TO BE DONE:
Copy out all of the material below line for line, with no changes, and leave out the pictures.
=== DATASET ROWS ===
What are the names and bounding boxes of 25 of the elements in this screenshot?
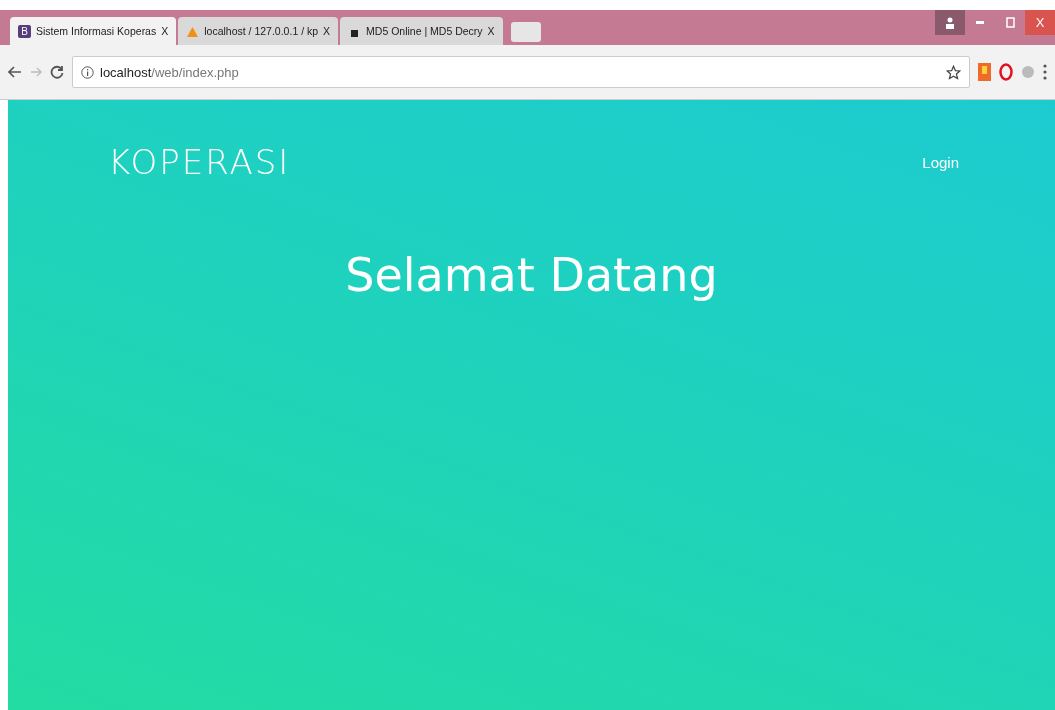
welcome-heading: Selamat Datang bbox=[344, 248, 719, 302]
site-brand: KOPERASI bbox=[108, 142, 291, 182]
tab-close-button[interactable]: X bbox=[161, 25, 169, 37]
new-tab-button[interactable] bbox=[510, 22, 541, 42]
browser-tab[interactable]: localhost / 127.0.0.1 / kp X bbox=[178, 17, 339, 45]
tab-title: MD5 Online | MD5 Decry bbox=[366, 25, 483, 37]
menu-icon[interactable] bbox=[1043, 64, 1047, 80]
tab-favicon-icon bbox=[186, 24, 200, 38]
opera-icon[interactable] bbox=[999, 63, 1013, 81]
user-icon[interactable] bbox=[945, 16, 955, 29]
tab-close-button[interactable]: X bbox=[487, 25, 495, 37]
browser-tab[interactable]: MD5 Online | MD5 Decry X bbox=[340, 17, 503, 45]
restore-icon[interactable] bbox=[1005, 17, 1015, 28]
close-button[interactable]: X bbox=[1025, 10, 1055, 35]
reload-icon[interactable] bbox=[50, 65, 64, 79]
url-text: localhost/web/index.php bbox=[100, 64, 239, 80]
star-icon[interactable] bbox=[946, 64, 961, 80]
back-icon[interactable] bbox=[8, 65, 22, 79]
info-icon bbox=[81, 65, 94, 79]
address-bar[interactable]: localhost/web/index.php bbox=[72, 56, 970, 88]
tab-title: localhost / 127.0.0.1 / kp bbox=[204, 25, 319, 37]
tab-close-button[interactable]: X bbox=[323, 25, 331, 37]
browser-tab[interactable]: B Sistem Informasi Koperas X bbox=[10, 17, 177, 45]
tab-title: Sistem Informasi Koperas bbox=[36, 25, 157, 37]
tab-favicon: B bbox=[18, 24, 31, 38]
===
FINAL RESULT:
What are the names and bounding boxes of 25 of the elements in this screenshot?
welcome-heading: Selamat Datang bbox=[344, 248, 719, 302]
site-brand: KOPERASI bbox=[108, 142, 291, 182]
tab-close-button[interactable]: X bbox=[161, 25, 169, 37]
new-tab-button[interactable] bbox=[510, 22, 541, 42]
browser-tab[interactable]: localhost / 127.0.0.1 / kp X bbox=[178, 17, 339, 45]
tab-title: MD5 Online | MD5 Decry bbox=[366, 25, 483, 37]
menu-icon[interactable] bbox=[1043, 64, 1047, 80]
tab-favicon-icon bbox=[186, 24, 200, 38]
opera-icon[interactable] bbox=[999, 63, 1013, 81]
user-icon[interactable] bbox=[945, 16, 955, 29]
tab-close-button[interactable]: X bbox=[487, 25, 495, 37]
browser-tab[interactable]: MD5 Online | MD5 Decry X bbox=[340, 17, 503, 45]
restore-icon[interactable] bbox=[1005, 17, 1015, 28]
close-button[interactable]: X bbox=[1025, 10, 1055, 35]
reload-icon[interactable] bbox=[50, 65, 64, 79]
url-text: localhost/web/index.php bbox=[100, 64, 239, 80]
star-icon[interactable] bbox=[946, 64, 961, 80]
back-icon[interactable] bbox=[8, 65, 22, 79]
info-icon bbox=[81, 65, 94, 79]
address-bar[interactable]: localhost/web/index.php bbox=[72, 56, 970, 88]
tab-title: localhost / 127.0.0.1 / kp bbox=[204, 25, 319, 37]
tab-close-button[interactable]: X bbox=[323, 25, 331, 37]
browser-tab[interactable]: B Sistem Informasi Koperas X bbox=[10, 17, 177, 45]
tab-title: Sistem Informasi Koperas bbox=[36, 25, 157, 37]
tab-favicon: B bbox=[18, 24, 31, 38]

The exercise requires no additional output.